Selected text:
::::

BSE ... It's What's For Dinner

12 February 2004

By Stentor Danielson

American beef consumers have gotten off easy. Monday, the US Department of Agriculture has ended its investigation into the presence of bovine spongiform encephalopathy (BSE) -- aka mad cow disease -- in American cattle.

The investigation started after a cow slaughtered in December was found to suffer from BSE. Officials recalled meat and attempted to trace the feed from which the infected animal contracted the disease. Though 11 of the 25 cattle suspected of having eaten the contaminated feed have not been found, the USDA concluded that the risk to consumers is low.

While the concluding of this case is relieving, the difficulties encountered by the USDA in tracking down potentially infected cattle, feed, and meat should give us pause. It is still unknown where the feed that infected the sick cow came from, or what happened to the 10,410 pounds of meat that was recalled during the scare. Fifty countries, including major customers Japan and Mexico, have banned imports of all US beef just in case. Our food supply is compromised by our poor knowledge of where food comes from and goes, and our consequent inability to stop the movement of contaminants. It's a worry that goes beyond BSE.

::::

Information provided:
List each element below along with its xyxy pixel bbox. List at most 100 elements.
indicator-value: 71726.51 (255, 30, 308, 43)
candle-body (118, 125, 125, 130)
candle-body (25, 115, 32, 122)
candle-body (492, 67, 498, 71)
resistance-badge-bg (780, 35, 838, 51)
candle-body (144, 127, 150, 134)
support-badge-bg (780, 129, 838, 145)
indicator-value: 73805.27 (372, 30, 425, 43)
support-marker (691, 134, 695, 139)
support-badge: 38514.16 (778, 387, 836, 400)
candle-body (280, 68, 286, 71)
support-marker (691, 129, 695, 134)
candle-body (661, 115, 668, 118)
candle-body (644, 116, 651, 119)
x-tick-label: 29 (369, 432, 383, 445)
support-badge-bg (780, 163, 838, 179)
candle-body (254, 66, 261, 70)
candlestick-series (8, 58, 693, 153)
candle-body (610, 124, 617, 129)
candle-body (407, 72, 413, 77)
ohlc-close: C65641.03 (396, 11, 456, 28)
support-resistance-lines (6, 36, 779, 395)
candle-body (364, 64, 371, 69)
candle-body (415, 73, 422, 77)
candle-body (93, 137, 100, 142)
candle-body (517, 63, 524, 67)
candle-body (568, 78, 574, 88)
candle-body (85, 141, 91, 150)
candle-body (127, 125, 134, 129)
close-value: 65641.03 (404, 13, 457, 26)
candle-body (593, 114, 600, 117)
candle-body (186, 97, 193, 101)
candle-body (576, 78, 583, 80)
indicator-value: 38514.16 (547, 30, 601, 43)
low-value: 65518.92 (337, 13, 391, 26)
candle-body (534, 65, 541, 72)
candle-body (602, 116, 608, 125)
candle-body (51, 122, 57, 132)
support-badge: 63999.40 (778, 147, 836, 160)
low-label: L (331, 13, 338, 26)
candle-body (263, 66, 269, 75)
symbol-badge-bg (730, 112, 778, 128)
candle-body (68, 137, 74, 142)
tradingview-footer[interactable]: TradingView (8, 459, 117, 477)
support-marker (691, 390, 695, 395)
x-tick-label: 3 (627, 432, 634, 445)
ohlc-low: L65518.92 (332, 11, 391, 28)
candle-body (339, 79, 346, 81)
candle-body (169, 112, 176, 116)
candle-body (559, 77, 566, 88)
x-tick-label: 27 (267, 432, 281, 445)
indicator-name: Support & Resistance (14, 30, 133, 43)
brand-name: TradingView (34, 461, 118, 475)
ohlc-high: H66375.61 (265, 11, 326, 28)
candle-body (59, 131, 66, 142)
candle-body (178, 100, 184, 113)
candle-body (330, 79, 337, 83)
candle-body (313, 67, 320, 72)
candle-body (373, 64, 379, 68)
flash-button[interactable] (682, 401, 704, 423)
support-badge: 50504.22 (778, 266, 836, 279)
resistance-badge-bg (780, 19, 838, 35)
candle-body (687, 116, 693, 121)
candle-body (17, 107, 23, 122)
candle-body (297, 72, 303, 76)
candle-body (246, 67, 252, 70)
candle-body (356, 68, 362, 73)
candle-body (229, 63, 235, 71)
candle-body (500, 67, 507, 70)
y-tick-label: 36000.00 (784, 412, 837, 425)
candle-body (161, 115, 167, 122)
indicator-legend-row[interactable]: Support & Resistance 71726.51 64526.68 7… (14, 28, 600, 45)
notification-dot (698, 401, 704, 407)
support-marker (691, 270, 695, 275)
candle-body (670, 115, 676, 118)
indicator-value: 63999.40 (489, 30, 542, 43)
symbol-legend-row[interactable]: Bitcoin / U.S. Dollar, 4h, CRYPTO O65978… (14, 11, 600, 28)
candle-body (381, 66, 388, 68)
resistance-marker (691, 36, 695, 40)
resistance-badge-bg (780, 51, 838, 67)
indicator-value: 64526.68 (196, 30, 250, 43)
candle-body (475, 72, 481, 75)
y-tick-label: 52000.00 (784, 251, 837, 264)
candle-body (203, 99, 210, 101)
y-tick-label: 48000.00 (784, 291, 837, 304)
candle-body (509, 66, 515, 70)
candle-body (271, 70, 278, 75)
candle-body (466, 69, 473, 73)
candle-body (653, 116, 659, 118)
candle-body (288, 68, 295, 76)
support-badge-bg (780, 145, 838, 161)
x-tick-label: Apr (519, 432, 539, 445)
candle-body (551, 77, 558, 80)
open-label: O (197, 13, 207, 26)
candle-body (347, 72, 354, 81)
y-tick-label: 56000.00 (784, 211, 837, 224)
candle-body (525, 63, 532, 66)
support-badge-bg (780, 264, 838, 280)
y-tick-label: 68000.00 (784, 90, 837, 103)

::::

Instructions:
**A)** From the BSE article above, copy everything from "12 February 2004" down to "in American cattle." word for word.
**B)** Pick up the article on mad cow disease in American beef where it stops, and keep writing.

Task responses:
**A)**
12 February 2004

By Stentor Danielson

American beef consumers have gotten off easy. Monday, the US Department of Agriculture has ended its investigation into the presence of bovine spongiform encephalopathy (BSE) -- aka mad cow disease -- in American cattle.

**B)**
One major problem is the sheer volume of food being processed. Carcasses move at breakneck speed through the slaughterhouse. It's a challenge for workers and inspectors just to keep up, much less do a careful job of ensuring safety in the product.

The economies of scale in food processing encourage the meat industry to work in huge batches. Many cows are ground up at once, meaning one infected cow can lead to 20 cows' worth of infected hamburgers. The same thing happens in the making of cattle feed, as the infected nerve tissue that causes BSE is mixed into a huge batch, to be fed to many cows. Officials had to destroy 2000 tons of rendered protein, used in making cattle feed, for fear that tissue from the one infected cow had been mixed into it.

Scale also comes into play in how cattle (as well as other animals) are raised -- crammed side-by-side into huge feedlots. The size and density of cattle fattening operations makes it difficult for the spread of disease to be monitored and controlled. Coping with the problems of the feedlot introduces new sources of contamination, as animals are shot full of antibiotics and doused with pesticides. Instead of the grass that free-range cattle can eat, most American cows are fed high-protein feed such as the ground-up remains of other animals, the source of BSE infection.

Some people have used the mad cow scare to push the benefits of a vegetarian diet. Certainly you can't get variant Creutzfeldt-Jakob disease (the human infection linked to BSE) if you don't eat beef. But vCJD is only one of the possible threats in an untraceable food supply, and not all of them are confined to animal products.

Take for example the scare over StarLink corn in 2000. StarLink was a genetically modified breed approved by the EPA for use as animal feed, but which did not meet the standards for human consumption -- in other words, whatever you think of GM food in general, StarLink was not supposed to be eaten by people. Yet growers didn't manage to keep the corn supply separate, and StarLink made it into taco shells that were distributed around the country.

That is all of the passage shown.